WHAT IS ASKED
Determine which lines contain the word "name", then copy those lines.

EXTRACTED MATERIAL
━━━━━━━━━━

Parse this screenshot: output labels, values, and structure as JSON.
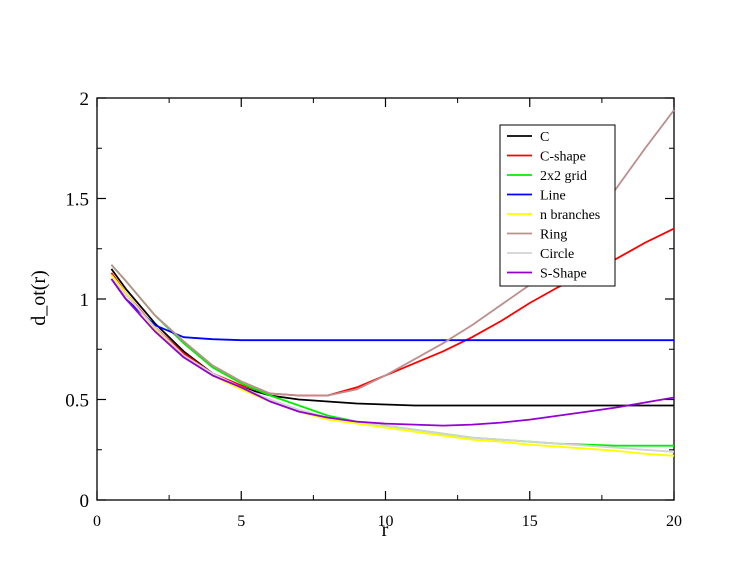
{
  "chart_data": {
    "type": "line",
    "title": "",
    "xlabel": "r",
    "ylabel": "d_ot(r)",
    "xlim": [
      0,
      20
    ],
    "ylim": [
      0,
      2
    ],
    "x_ticks": [
      {
        "value": 0,
        "label": "0"
      },
      {
        "value": 5,
        "label": "5"
      },
      {
        "value": 10,
        "label": "10"
      },
      {
        "value": 15,
        "label": "15"
      },
      {
        "value": 20,
        "label": "20"
      }
    ],
    "y_ticks": [
      {
        "value": 0,
        "label": "0"
      },
      {
        "value": 0.5,
        "label": "0.5"
      },
      {
        "value": 1,
        "label": "1"
      },
      {
        "value": 1.5,
        "label": "1.5"
      },
      {
        "value": 2,
        "label": "2"
      }
    ],
    "grid": false,
    "legend_position": "top-right",
    "series": [
      {
        "name": "C",
        "color": "#000000",
        "x": [
          0.5,
          1,
          2,
          3,
          4,
          5,
          6,
          7,
          8,
          9,
          10,
          11,
          12,
          13,
          14,
          15,
          16,
          17,
          18,
          19,
          20
        ],
        "y": [
          1.15,
          1.05,
          0.88,
          0.74,
          0.63,
          0.56,
          0.52,
          0.5,
          0.49,
          0.48,
          0.475,
          0.47,
          0.47,
          0.47,
          0.47,
          0.47,
          0.47,
          0.47,
          0.47,
          0.47,
          0.47
        ]
      },
      {
        "name": "C-shape",
        "color": "#ff0000",
        "x": [
          0.5,
          1,
          2,
          3,
          4,
          5,
          6,
          7,
          8,
          9,
          10,
          11,
          12,
          13,
          14,
          15,
          16,
          17,
          18,
          19,
          20
        ],
        "y": [
          1.13,
          1.03,
          0.86,
          0.73,
          0.63,
          0.57,
          0.53,
          0.52,
          0.52,
          0.56,
          0.62,
          0.68,
          0.74,
          0.81,
          0.89,
          0.98,
          1.06,
          1.13,
          1.2,
          1.28,
          1.35
        ]
      },
      {
        "name": "2x2 grid",
        "color": "#00ee00",
        "x": [
          0.5,
          1,
          2,
          3,
          4,
          5,
          6,
          7,
          8,
          9,
          10,
          11,
          12,
          13,
          14,
          15,
          16,
          17,
          18,
          19,
          20
        ],
        "y": [
          1.17,
          1.09,
          0.92,
          0.78,
          0.66,
          0.58,
          0.52,
          0.47,
          0.42,
          0.39,
          0.37,
          0.35,
          0.33,
          0.31,
          0.3,
          0.29,
          0.28,
          0.275,
          0.27,
          0.27,
          0.27
        ]
      },
      {
        "name": "Line",
        "color": "#0000ff",
        "x": [
          0.5,
          1,
          2,
          3,
          4,
          5,
          6,
          7,
          8,
          9,
          10,
          11,
          12,
          13,
          14,
          15,
          16,
          17,
          18,
          19,
          20
        ],
        "y": [
          1.1,
          1.0,
          0.87,
          0.81,
          0.8,
          0.795,
          0.795,
          0.795,
          0.795,
          0.795,
          0.795,
          0.795,
          0.795,
          0.795,
          0.795,
          0.795,
          0.795,
          0.795,
          0.795,
          0.795,
          0.795
        ]
      },
      {
        "name": "n branches",
        "color": "#ffff00",
        "x": [
          0.5,
          1,
          2,
          3,
          4,
          5,
          6,
          7,
          8,
          9,
          10,
          11,
          12,
          13,
          14,
          15,
          16,
          17,
          18,
          19,
          20
        ],
        "y": [
          1.12,
          1.03,
          0.85,
          0.71,
          0.62,
          0.55,
          0.49,
          0.44,
          0.4,
          0.38,
          0.36,
          0.34,
          0.32,
          0.3,
          0.29,
          0.275,
          0.265,
          0.255,
          0.245,
          0.23,
          0.22
        ]
      },
      {
        "name": "Ring",
        "color": "#bc8f8f",
        "x": [
          0.5,
          1,
          2,
          3,
          4,
          5,
          6,
          7,
          8,
          9,
          10,
          11,
          12,
          13,
          14,
          15,
          16,
          17,
          18,
          19,
          20
        ],
        "y": [
          1.17,
          1.09,
          0.92,
          0.79,
          0.67,
          0.59,
          0.53,
          0.52,
          0.52,
          0.55,
          0.62,
          0.7,
          0.78,
          0.87,
          0.97,
          1.07,
          1.18,
          1.37,
          1.55,
          1.75,
          1.94
        ]
      },
      {
        "name": "Circle",
        "color": "#d3d3d3",
        "x": [
          0.5,
          1,
          2,
          3,
          4,
          5,
          6,
          7,
          8,
          9,
          10,
          11,
          12,
          13,
          14,
          15,
          16,
          17,
          18,
          19,
          20
        ],
        "y": [
          1.1,
          1.02,
          0.86,
          0.72,
          0.63,
          0.56,
          0.5,
          0.45,
          0.41,
          0.39,
          0.37,
          0.35,
          0.33,
          0.31,
          0.3,
          0.29,
          0.28,
          0.27,
          0.26,
          0.25,
          0.24
        ]
      },
      {
        "name": "S-Shape",
        "color": "#9400d3",
        "x": [
          0.5,
          1,
          2,
          3,
          4,
          5,
          6,
          7,
          8,
          9,
          10,
          11,
          12,
          13,
          14,
          15,
          16,
          17,
          18,
          19,
          20
        ],
        "y": [
          1.1,
          1.0,
          0.84,
          0.71,
          0.62,
          0.56,
          0.49,
          0.44,
          0.41,
          0.39,
          0.38,
          0.375,
          0.37,
          0.375,
          0.385,
          0.4,
          0.42,
          0.44,
          0.46,
          0.485,
          0.51
        ]
      }
    ]
  }
}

━━━━━━━━━━

ANSWER TO THE EXERCISE
        "name": "C",
        "name": "C-shape",
        "name": "2x2 grid",
        "name": "Line",
        "name": "n branches",
        "name": "Ring",
        "name": "Circle",
        "name": "S-Shape",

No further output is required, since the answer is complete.